(Data entries for graphics)
+++

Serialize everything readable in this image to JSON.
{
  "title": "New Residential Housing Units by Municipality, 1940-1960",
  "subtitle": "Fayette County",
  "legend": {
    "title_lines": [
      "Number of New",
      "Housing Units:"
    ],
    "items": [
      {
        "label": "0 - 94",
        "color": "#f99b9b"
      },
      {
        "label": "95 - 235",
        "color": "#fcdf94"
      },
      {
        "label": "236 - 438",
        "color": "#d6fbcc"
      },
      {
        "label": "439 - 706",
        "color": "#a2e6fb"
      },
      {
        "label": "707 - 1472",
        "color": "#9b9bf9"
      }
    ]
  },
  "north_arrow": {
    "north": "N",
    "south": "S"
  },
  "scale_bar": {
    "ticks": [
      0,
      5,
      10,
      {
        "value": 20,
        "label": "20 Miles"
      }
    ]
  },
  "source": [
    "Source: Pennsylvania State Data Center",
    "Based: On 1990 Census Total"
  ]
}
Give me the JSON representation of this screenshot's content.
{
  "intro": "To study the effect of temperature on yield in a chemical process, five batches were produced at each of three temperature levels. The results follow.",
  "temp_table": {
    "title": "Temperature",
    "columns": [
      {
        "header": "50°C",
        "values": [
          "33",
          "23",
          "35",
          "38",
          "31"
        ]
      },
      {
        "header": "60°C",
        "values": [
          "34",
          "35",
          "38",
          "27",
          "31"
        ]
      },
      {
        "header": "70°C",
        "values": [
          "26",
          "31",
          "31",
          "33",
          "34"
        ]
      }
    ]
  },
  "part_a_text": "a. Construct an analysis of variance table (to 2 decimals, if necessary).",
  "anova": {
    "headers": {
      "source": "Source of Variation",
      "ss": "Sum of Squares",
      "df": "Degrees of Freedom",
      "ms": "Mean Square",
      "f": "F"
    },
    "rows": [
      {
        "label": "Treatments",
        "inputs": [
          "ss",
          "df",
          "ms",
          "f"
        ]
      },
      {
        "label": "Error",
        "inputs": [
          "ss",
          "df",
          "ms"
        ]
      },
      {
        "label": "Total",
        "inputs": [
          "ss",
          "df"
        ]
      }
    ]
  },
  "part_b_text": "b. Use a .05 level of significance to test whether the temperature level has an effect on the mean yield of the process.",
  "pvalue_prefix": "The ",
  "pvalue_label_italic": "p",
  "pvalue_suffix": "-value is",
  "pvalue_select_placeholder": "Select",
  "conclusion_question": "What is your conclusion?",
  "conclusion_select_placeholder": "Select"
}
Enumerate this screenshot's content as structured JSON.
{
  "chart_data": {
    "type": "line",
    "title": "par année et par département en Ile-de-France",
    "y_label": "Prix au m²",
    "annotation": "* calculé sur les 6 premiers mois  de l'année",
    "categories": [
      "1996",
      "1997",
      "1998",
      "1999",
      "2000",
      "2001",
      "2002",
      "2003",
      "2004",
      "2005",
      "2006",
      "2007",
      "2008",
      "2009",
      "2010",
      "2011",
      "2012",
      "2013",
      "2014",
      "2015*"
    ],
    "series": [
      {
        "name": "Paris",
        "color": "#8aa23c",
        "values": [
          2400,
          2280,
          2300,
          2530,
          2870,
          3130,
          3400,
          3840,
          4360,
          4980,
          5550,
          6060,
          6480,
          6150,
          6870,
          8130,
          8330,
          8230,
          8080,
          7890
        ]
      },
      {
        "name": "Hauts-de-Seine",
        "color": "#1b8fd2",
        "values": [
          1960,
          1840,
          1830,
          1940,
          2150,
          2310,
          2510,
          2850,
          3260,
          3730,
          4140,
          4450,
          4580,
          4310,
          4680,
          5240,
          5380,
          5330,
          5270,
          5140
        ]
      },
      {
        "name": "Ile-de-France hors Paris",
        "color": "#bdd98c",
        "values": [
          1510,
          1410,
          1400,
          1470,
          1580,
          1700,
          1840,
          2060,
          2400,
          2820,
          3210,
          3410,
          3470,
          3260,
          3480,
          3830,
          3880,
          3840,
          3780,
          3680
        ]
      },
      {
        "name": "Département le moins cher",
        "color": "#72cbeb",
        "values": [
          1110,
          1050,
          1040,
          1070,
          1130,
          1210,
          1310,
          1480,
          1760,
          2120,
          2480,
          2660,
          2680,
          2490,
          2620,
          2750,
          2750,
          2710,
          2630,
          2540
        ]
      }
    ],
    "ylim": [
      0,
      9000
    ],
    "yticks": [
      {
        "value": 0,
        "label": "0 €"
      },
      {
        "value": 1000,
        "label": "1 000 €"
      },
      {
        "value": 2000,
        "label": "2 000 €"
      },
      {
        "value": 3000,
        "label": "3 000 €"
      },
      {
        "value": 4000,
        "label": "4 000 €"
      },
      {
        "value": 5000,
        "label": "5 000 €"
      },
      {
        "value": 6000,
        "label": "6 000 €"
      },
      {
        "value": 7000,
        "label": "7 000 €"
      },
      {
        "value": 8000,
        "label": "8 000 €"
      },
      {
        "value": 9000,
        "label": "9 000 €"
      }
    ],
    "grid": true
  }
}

+++

*WHAT NEEDS TO BE DONE*. Reproduce the listing above word for word.

*TASK SOLUTION*.
Serialize everything readable in this image to JSON.
{
  "title": "New Residential Housing Units by Municipality, 1940-1960",
  "subtitle": "Fayette County",
  "legend": {
    "title_lines": [
      "Number of New",
      "Housing Units:"
    ],
    "items": [
      {
        "label": "0 - 94",
        "color": "#f99b9b"
      },
      {
        "label": "95 - 235",
        "color": "#fcdf94"
      },
      {
        "label": "236 - 438",
        "color": "#d6fbcc"
      },
      {
        "label": "439 - 706",
        "color": "#a2e6fb"
      },
      {
        "label": "707 - 1472",
        "color": "#9b9bf9"
      }
    ]
  },
  "north_arrow": {
    "north": "N",
    "south": "S"
  },
  "scale_bar": {
    "ticks": [
      0,
      5,
      10,
      {
        "value": 20,
        "label": "20 Miles"
      }
    ]
  },
  "source": [
    "Source: Pennsylvania State Data Center",
    "Based: On 1990 Census Total"
  ]
}
Give me the JSON representation of this screenshot's content.
{
  "intro": "To study the effect of temperature on yield in a chemical process, five batches were produced at each of three temperature levels. The results follow.",
  "temp_table": {
    "title": "Temperature",
    "columns": [
      {
        "header": "50°C",
        "values": [
          "33",
          "23",
          "35",
          "38",
          "31"
        ]
      },
      {
        "header": "60°C",
        "values": [
          "34",
          "35",
          "38",
          "27",
          "31"
        ]
      },
      {
        "header": "70°C",
        "values": [
          "26",
          "31",
          "31",
          "33",
          "34"
        ]
      }
    ]
  },
  "part_a_text": "a. Construct an analysis of variance table (to 2 decimals, if necessary).",
  "anova": {
    "headers": {
      "source": "Source of Variation",
      "ss": "Sum of Squares",
      "df": "Degrees of Freedom",
      "ms": "Mean Square",
      "f": "F"
    },
    "rows": [
      {
        "label": "Treatments",
        "inputs": [
          "ss",
          "df",
          "ms",
          "f"
        ]
      },
      {
        "label": "Error",
        "inputs": [
          "ss",
          "df",
          "ms"
        ]
      },
      {
        "label": "Total",
        "inputs": [
          "ss",
          "df"
        ]
      }
    ]
  },
  "part_b_text": "b. Use a .05 level of significance to test whether the temperature level has an effect on the mean yield of the process.",
  "pvalue_prefix": "The ",
  "pvalue_label_italic": "p",
  "pvalue_suffix": "-value is",
  "pvalue_select_placeholder": "Select",
  "conclusion_question": "What is your conclusion?",
  "conclusion_select_placeholder": "Select"
}
Enumerate this screenshot's content as structured JSON.
{
  "chart_data": {
    "type": "line",
    "title": "par année et par département en Ile-de-France",
    "y_label": "Prix au m²",
    "annotation": "* calculé sur les 6 premiers mois  de l'année",
    "categories": [
      "1996",
      "1997",
      "1998",
      "1999",
      "2000",
      "2001",
      "2002",
      "2003",
      "2004",
      "2005",
      "2006",
      "2007",
      "2008",
      "2009",
      "2010",
      "2011",
      "2012",
      "2013",
      "2014",
      "2015*"
    ],
    "series": [
      {
        "name": "Paris",
        "color": "#8aa23c",
        "values": [
          2400,
          2280,
          2300,
          2530,
          2870,
          3130,
          3400,
          3840,
          4360,
          4980,
          5550,
          6060,
          6480,
          6150,
          6870,
          8130,
          8330,
          8230,
          8080,
          7890
        ]
      },
      {
        "name": "Hauts-de-Seine",
        "color": "#1b8fd2",
        "values": [
          1960,
          1840,
          1830,
          1940,
          2150,
          2310,
          2510,
          2850,
          3260,
          3730,
          4140,
          4450,
          4580,
          4310,
          4680,
          5240,
          5380,
          5330,
          5270,
          5140
        ]
      },
      {
        "name": "Ile-de-France hors Paris",
        "color": "#bdd98c",
        "values": [
          1510,
          1410,
          1400,
          1470,
          1580,
          1700,
          1840,
          2060,
          2400,
          2820,
          3210,
          3410,
          3470,
          3260,
          3480,
          3830,
          3880,
          3840,
          3780,
          3680
        ]
      },
      {
        "name": "Département le moins cher",
        "color": "#72cbeb",
        "values": [
          1110,
          1050,
          1040,
          1070,
          1130,
          1210,
          1310,
          1480,
          1760,
          2120,
          2480,
          2660,
          2680,
          2490,
          2620,
          2750,
          2750,
          2710,
          2630,
          2540
        ]
      }
    ],
    "ylim": [
      0,
      9000
    ],
    "yticks": [
      {
        "value": 0,
        "label": "0 €"
      },
      {
        "value": 1000,
        "label": "1 000 €"
      },
      {
        "value": 2000,
        "label": "2 000 €"
      },
      {
        "value": 3000,
        "label": "3 000 €"
      },
      {
        "value": 4000,
        "label": "4 000 €"
      },
      {
        "value": 5000,
        "label": "5 000 €"
      },
      {
        "value": 6000,
        "label": "6 000 €"
      },
      {
        "value": 7000,
        "label": "7 000 €"
      },
      {
        "value": 8000,
        "label": "8 000 €"
      },
      {
        "value": 9000,
        "label": "9 000 €"
      }
    ],
    "grid": true
  }
}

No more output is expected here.